Extracted data entries
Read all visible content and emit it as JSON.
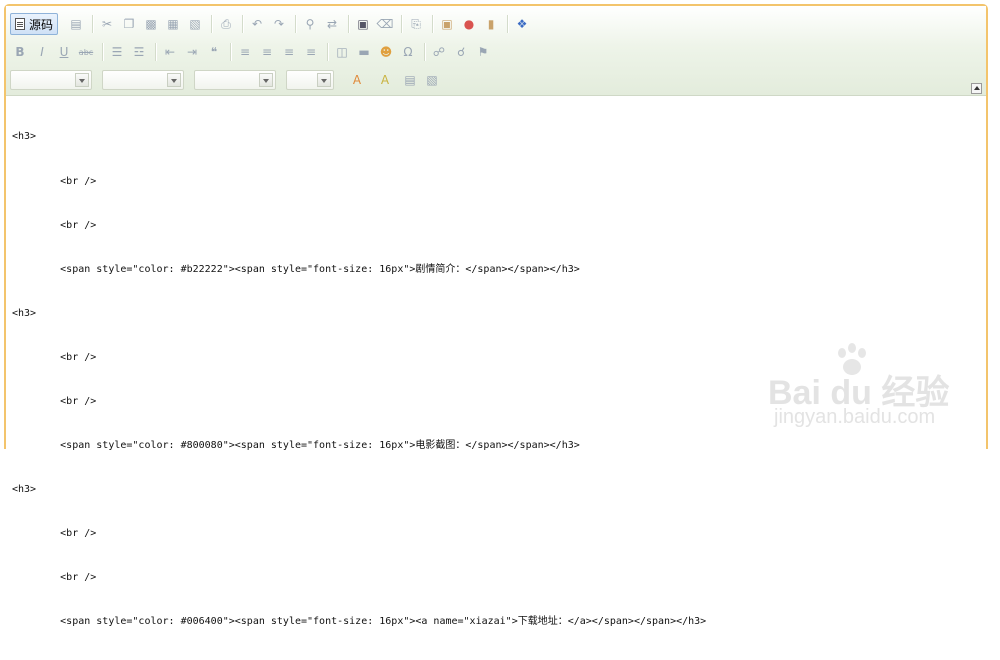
{
  "toolbar": {
    "source_label": "源码",
    "row1_icons": [
      "preview-icon",
      "cut-icon",
      "copy-icon",
      "paste-icon",
      "paste-text-icon",
      "paste-word-icon",
      "print-icon",
      "undo-icon",
      "redo-icon",
      "find-icon",
      "replace-icon",
      "select-all-icon",
      "remove-format-icon",
      "template-icon",
      "image-icon",
      "flash-icon",
      "table-icon",
      "maximize-icon"
    ],
    "format_buttons": {
      "bold": "B",
      "italic": "I",
      "underline": "U",
      "strike": "abc"
    },
    "row2_icons": [
      "ordered-list-icon",
      "unordered-list-icon",
      "outdent-icon",
      "indent-icon",
      "blockquote-icon",
      "align-left-icon",
      "align-center-icon",
      "align-right-icon",
      "align-justify-icon",
      "insert-table-icon",
      "horizontal-rule-icon",
      "smiley-icon",
      "special-char-icon",
      "link-icon",
      "unlink-icon",
      "anchor-icon"
    ],
    "row3_labels": {
      "text_color": "A",
      "bg_color": "A"
    }
  },
  "code_lines": [
    "<h3>",
    "        <br />",
    "        <br />",
    "        <span style=\"color: #b22222\"><span style=\"font-size: 16px\">剧情简介：</span></span></h3>",
    "<h3>",
    "        <br />",
    "        <br />",
    "        <span style=\"color: #800080\"><span style=\"font-size: 16px\">电影截图：</span></span></h3>",
    "<h3>",
    "        <br />",
    "        <br />",
    "        <span style=\"color: #006400\"><span style=\"font-size: 16px\"><a name=\"xiazai\">下载地址：</a></span></span></h3>"
  ],
  "watermark": {
    "logo": "Bai du 经验",
    "site": "jingyan.baidu.com"
  }
}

TASK BRIEF ▸
All of the material above is to be copied exactly, except for its images.

ANSWER TO THE PROBLEM ▸
Read all visible content and emit it as JSON.
{
  "toolbar": {
    "source_label": "源码",
    "row1_icons": [
      "preview-icon",
      "cut-icon",
      "copy-icon",
      "paste-icon",
      "paste-text-icon",
      "paste-word-icon",
      "print-icon",
      "undo-icon",
      "redo-icon",
      "find-icon",
      "replace-icon",
      "select-all-icon",
      "remove-format-icon",
      "template-icon",
      "image-icon",
      "flash-icon",
      "table-icon",
      "maximize-icon"
    ],
    "format_buttons": {
      "bold": "B",
      "italic": "I",
      "underline": "U",
      "strike": "abc"
    },
    "row2_icons": [
      "ordered-list-icon",
      "unordered-list-icon",
      "outdent-icon",
      "indent-icon",
      "blockquote-icon",
      "align-left-icon",
      "align-center-icon",
      "align-right-icon",
      "align-justify-icon",
      "insert-table-icon",
      "horizontal-rule-icon",
      "smiley-icon",
      "special-char-icon",
      "link-icon",
      "unlink-icon",
      "anchor-icon"
    ],
    "row3_labels": {
      "text_color": "A",
      "bg_color": "A"
    }
  },
  "code_lines": [
    "<h3>",
    "        <br />",
    "        <br />",
    "        <span style=\"color: #b22222\"><span style=\"font-size: 16px\">剧情简介：</span></span></h3>",
    "<h3>",
    "        <br />",
    "        <br />",
    "        <span style=\"color: #800080\"><span style=\"font-size: 16px\">电影截图：</span></span></h3>",
    "<h3>",
    "        <br />",
    "        <br />",
    "        <span style=\"color: #006400\"><span style=\"font-size: 16px\"><a name=\"xiazai\">下载地址：</a></span></span></h3>"
  ],
  "watermark": {
    "logo": "Bai du 经验",
    "site": "jingyan.baidu.com"
  }
}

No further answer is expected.